#### WHAT TO DO:
Go through the material and pull out every line with the string "抢劫报警触发" in it.

#### INFORMATION SHOWN:
* begin *

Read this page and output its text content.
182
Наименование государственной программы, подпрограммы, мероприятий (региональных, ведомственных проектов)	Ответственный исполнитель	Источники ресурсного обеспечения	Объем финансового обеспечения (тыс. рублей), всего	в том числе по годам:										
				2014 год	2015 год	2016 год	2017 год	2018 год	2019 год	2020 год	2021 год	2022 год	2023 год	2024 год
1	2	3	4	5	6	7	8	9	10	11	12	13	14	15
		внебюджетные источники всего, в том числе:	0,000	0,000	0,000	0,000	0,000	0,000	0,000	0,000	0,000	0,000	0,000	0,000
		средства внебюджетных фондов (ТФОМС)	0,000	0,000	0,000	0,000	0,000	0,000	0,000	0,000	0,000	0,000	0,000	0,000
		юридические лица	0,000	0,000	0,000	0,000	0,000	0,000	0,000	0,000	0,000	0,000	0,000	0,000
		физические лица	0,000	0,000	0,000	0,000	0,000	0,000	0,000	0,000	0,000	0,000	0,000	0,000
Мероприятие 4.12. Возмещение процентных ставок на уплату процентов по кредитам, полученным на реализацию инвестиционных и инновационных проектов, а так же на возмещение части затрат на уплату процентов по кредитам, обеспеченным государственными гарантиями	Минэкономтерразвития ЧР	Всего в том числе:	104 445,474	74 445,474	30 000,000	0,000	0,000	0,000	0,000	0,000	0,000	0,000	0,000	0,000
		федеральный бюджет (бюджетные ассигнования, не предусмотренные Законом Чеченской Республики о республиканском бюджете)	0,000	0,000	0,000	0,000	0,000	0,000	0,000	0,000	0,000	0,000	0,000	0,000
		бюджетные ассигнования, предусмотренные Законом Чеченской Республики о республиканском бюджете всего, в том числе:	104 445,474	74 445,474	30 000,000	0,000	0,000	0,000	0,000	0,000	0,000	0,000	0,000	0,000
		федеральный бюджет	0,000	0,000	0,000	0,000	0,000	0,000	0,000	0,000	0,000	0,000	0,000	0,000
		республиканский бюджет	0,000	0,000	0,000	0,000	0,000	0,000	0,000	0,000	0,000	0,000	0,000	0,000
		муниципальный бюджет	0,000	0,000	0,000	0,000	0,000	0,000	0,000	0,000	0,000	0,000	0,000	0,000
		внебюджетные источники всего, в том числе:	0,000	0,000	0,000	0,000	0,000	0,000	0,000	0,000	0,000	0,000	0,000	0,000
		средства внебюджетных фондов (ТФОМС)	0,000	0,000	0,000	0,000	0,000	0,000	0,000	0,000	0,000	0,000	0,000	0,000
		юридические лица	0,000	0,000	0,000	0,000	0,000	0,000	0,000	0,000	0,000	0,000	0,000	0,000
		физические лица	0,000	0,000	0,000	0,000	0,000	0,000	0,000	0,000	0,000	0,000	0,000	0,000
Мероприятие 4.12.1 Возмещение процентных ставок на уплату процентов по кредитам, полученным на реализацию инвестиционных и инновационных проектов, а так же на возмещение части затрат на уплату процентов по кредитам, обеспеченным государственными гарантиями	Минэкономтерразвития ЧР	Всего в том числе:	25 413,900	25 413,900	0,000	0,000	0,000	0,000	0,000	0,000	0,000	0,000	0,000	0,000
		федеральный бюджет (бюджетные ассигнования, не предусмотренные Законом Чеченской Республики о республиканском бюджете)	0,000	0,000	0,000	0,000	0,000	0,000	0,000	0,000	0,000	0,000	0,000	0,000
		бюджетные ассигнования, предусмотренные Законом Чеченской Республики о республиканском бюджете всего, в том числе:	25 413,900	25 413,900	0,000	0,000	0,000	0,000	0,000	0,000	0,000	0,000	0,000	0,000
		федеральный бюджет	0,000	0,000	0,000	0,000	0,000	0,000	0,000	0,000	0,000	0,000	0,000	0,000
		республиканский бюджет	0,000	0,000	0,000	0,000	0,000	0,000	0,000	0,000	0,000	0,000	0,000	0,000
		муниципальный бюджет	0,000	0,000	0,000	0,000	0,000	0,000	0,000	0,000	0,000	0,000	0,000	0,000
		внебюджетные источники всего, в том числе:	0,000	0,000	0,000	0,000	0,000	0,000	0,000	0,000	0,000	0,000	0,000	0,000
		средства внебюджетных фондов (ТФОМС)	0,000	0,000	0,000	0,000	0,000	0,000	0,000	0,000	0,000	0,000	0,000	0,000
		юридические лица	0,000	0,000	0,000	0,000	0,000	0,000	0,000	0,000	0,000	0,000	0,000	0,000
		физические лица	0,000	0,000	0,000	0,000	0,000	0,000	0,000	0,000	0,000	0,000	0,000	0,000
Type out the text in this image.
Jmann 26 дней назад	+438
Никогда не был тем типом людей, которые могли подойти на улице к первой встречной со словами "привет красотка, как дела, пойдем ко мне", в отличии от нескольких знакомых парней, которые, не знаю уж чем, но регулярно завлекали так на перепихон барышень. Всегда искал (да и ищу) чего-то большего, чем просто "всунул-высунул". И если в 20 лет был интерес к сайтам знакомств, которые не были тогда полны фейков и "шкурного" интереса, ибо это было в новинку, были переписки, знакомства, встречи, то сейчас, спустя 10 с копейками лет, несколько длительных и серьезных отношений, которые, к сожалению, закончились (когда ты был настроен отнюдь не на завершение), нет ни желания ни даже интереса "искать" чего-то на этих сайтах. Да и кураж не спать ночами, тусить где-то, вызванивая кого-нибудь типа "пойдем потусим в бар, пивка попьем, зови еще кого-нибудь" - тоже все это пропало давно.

* end *
* begin *

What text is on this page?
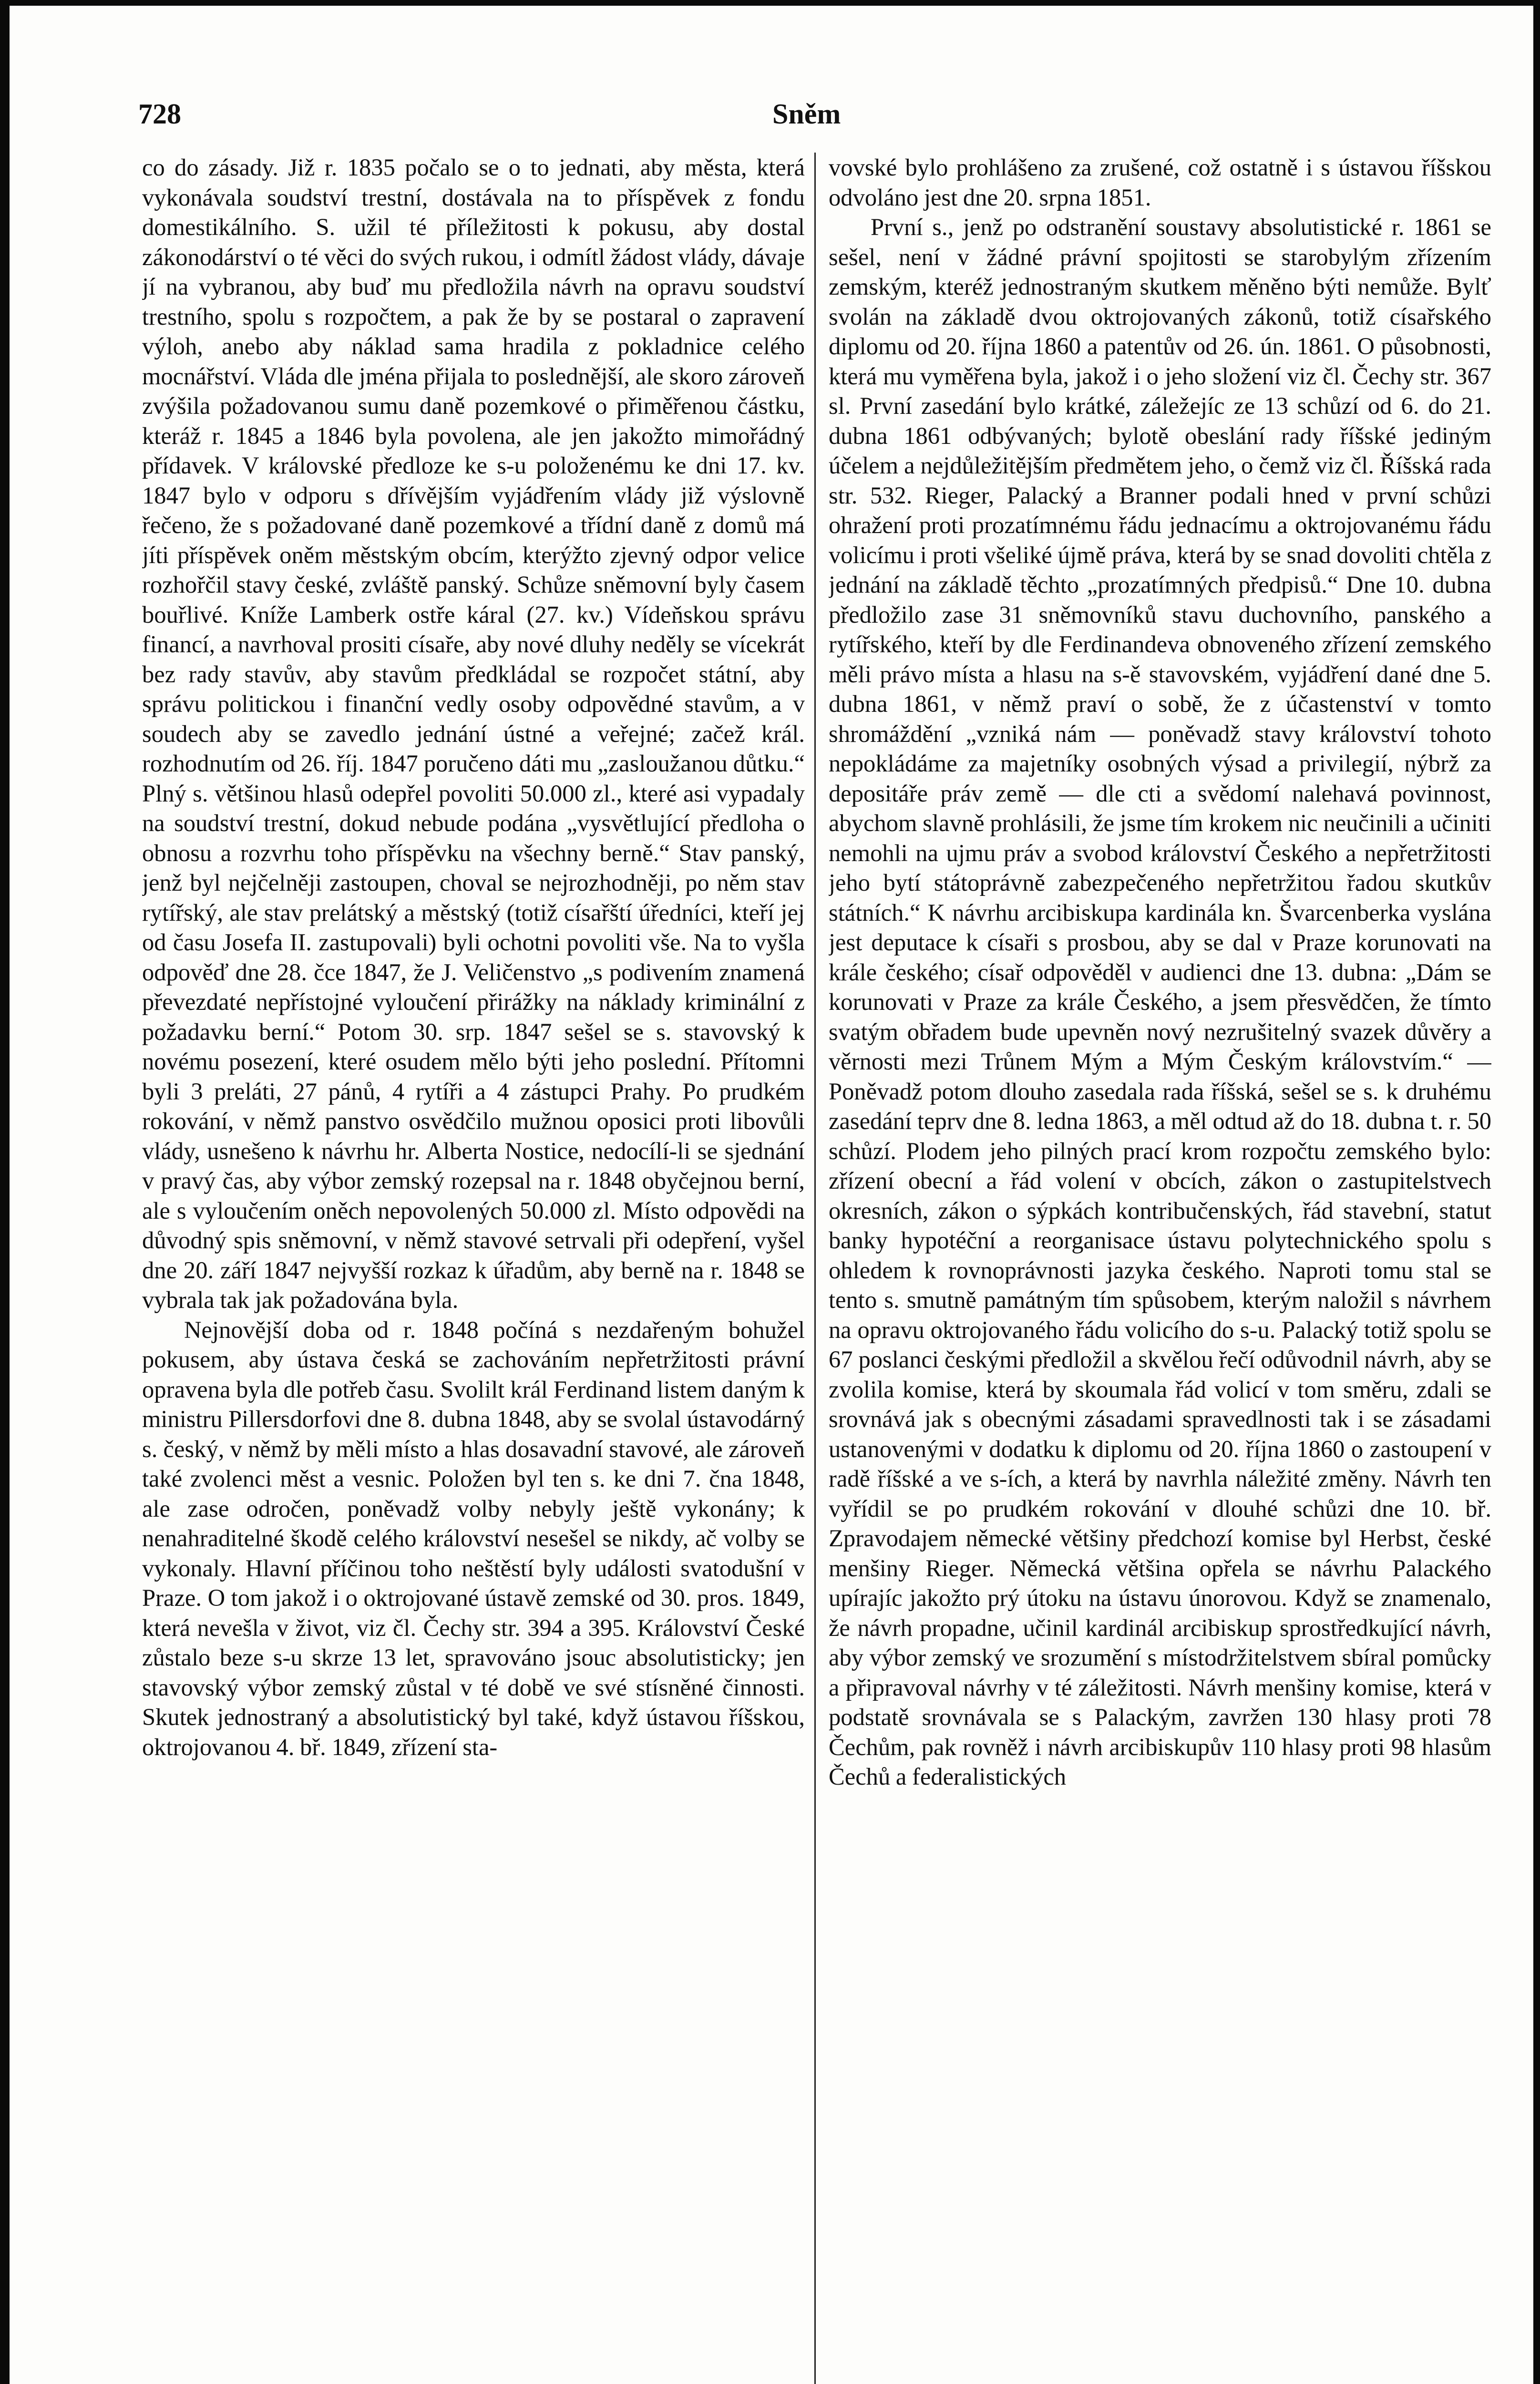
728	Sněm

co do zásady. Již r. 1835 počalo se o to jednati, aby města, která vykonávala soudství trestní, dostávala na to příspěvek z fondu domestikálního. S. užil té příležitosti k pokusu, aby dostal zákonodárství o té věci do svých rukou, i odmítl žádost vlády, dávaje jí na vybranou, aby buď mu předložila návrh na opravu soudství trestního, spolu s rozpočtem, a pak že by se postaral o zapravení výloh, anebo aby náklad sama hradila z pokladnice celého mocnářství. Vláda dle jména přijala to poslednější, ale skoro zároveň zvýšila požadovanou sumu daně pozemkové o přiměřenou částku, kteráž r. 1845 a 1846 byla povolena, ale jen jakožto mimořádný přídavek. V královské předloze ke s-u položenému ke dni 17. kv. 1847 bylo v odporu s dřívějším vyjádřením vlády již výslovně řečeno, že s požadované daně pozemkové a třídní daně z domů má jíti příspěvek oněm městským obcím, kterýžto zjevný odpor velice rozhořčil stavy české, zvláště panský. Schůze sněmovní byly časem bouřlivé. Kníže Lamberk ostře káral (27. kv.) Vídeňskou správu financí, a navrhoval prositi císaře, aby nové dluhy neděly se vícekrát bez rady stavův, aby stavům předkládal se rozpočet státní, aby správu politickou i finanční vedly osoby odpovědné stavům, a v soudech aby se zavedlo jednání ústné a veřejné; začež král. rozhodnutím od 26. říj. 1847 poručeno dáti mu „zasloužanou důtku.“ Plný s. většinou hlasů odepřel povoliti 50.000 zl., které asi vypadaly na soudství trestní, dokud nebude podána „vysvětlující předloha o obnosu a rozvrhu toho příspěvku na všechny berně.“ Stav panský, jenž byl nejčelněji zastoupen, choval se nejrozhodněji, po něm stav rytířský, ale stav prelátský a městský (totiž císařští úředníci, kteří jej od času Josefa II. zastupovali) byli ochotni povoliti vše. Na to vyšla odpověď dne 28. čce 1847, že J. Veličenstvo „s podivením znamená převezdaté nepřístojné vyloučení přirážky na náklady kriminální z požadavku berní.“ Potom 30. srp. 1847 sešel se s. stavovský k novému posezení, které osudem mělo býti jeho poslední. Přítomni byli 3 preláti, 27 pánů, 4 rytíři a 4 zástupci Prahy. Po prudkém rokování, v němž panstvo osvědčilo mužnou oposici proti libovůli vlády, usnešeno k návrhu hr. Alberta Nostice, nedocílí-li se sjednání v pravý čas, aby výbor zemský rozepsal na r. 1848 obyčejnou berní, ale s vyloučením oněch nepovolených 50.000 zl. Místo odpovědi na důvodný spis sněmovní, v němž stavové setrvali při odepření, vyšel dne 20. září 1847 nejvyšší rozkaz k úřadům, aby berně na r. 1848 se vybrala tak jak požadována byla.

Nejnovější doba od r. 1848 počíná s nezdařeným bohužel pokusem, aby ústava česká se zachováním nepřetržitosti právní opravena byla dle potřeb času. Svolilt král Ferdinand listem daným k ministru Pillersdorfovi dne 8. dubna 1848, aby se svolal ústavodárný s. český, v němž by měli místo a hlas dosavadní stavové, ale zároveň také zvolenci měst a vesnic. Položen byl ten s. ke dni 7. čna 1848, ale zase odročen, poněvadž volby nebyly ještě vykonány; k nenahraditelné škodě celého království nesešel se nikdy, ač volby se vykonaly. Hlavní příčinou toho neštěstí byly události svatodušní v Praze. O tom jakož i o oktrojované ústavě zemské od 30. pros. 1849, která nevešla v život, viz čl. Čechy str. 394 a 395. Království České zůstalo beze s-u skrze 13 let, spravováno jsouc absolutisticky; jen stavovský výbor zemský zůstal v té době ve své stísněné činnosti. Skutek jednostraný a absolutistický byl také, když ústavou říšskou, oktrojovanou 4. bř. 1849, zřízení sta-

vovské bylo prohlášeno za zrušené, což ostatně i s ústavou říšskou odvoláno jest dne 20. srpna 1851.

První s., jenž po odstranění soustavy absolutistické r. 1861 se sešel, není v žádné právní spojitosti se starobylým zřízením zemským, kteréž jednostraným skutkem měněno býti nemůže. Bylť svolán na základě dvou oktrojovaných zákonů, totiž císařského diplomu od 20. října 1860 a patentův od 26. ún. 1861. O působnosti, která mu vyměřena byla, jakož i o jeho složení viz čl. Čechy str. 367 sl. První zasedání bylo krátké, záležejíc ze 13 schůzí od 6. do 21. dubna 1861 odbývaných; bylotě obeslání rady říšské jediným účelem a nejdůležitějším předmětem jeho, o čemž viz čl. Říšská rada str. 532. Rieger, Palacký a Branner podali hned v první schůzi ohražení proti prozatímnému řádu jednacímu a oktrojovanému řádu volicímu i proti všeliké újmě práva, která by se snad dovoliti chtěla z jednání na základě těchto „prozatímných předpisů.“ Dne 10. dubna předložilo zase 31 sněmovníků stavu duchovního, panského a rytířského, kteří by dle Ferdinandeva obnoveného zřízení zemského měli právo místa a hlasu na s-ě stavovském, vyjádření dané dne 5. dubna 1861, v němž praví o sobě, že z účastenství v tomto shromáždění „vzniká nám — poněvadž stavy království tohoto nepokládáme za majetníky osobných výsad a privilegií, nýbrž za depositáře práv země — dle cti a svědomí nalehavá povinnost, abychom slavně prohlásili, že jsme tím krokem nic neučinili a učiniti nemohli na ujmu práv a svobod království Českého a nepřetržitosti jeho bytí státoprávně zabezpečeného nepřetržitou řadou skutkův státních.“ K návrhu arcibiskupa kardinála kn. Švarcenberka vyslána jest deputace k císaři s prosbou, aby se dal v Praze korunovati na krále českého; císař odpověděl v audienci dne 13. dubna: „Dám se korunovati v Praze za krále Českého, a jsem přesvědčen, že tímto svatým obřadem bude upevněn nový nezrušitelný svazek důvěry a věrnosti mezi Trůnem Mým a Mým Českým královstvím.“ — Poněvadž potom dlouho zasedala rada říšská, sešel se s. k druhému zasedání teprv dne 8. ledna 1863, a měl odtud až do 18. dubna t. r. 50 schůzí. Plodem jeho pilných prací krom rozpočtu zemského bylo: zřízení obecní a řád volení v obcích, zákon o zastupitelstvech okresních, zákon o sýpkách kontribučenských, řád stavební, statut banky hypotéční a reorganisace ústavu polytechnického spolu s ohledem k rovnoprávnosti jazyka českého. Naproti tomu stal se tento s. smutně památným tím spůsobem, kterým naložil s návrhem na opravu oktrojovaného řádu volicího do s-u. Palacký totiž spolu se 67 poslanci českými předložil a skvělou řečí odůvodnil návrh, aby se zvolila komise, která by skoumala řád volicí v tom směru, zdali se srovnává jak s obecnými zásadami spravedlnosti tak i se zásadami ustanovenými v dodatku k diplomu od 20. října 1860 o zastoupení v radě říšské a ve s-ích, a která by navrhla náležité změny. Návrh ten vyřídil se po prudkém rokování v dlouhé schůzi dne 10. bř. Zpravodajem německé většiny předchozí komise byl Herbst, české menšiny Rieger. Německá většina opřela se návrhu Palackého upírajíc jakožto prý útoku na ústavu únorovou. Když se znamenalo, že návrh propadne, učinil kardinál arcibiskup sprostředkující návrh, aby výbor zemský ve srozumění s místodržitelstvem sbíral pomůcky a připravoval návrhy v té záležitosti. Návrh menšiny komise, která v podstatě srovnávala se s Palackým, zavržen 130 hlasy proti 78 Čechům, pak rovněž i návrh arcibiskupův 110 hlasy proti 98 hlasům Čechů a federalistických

* end *
* begin *

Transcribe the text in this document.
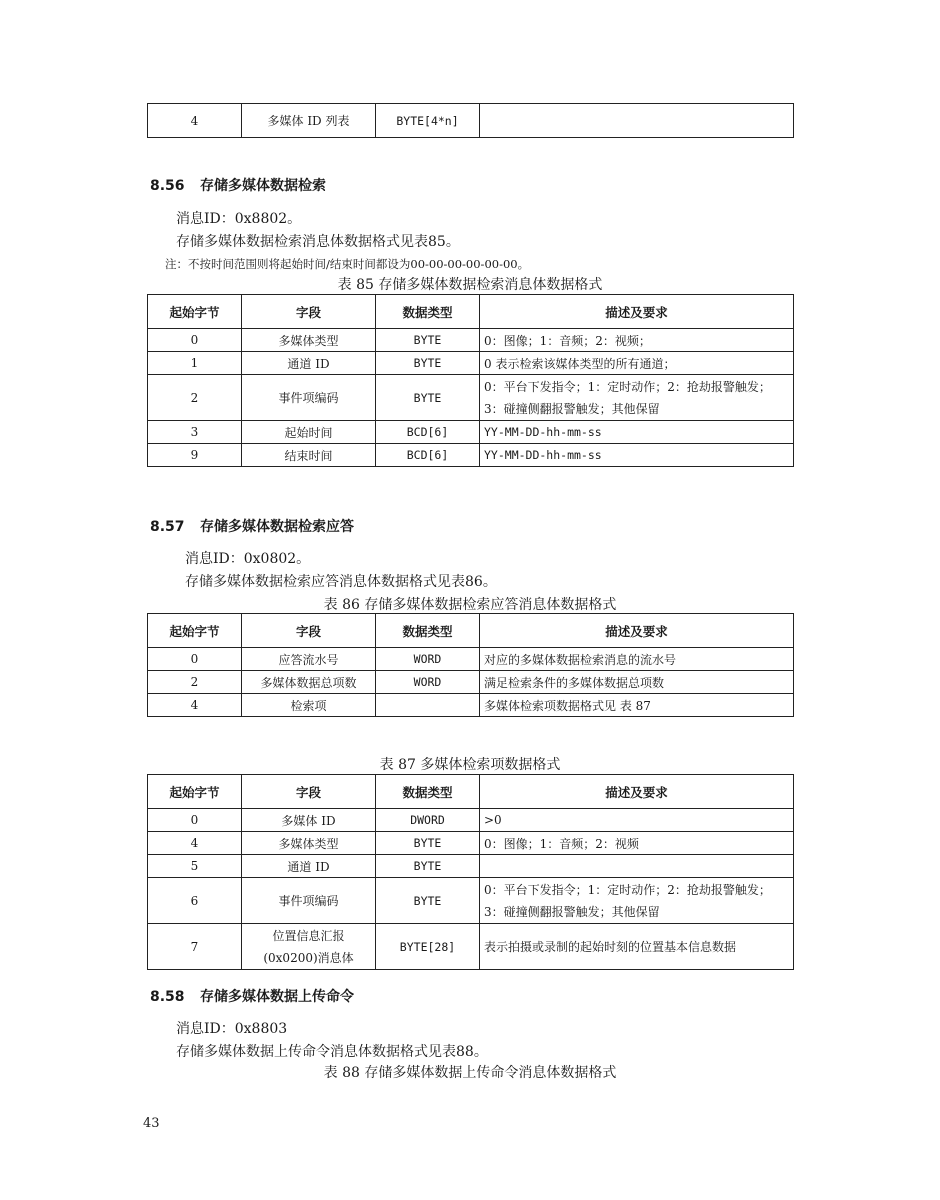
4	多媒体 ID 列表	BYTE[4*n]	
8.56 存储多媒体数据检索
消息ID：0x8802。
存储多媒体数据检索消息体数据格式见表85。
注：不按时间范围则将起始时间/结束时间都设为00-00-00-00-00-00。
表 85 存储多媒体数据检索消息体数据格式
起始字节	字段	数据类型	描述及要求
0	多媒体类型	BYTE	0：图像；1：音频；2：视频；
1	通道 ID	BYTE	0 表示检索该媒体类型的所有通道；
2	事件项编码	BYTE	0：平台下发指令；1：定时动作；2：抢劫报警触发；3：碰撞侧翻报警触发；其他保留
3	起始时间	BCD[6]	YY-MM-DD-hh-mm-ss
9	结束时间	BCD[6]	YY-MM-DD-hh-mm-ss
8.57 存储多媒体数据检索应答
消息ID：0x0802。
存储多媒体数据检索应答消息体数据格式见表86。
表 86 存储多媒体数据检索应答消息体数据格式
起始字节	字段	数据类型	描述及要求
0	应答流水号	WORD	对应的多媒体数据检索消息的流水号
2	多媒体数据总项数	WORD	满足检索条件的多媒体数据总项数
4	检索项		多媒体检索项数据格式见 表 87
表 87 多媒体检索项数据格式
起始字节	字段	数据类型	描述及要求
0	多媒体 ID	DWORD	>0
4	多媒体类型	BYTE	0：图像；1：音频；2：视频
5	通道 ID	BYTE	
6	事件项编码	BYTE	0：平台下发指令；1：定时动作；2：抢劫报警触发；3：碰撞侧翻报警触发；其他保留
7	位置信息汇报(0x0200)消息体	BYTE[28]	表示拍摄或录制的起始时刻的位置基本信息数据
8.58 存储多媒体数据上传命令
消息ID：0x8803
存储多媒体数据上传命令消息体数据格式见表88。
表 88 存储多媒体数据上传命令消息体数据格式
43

* end *

#### THE REPLY:
2	事件项编码	BYTE	0：平台下发指令；1：定时动作；2：抢劫报警触发；3：碰撞侧翻报警触发；其他保留
6	事件项编码	BYTE	0：平台下发指令；1：定时动作；2：抢劫报警触发；3：碰撞侧翻报警触发；其他保留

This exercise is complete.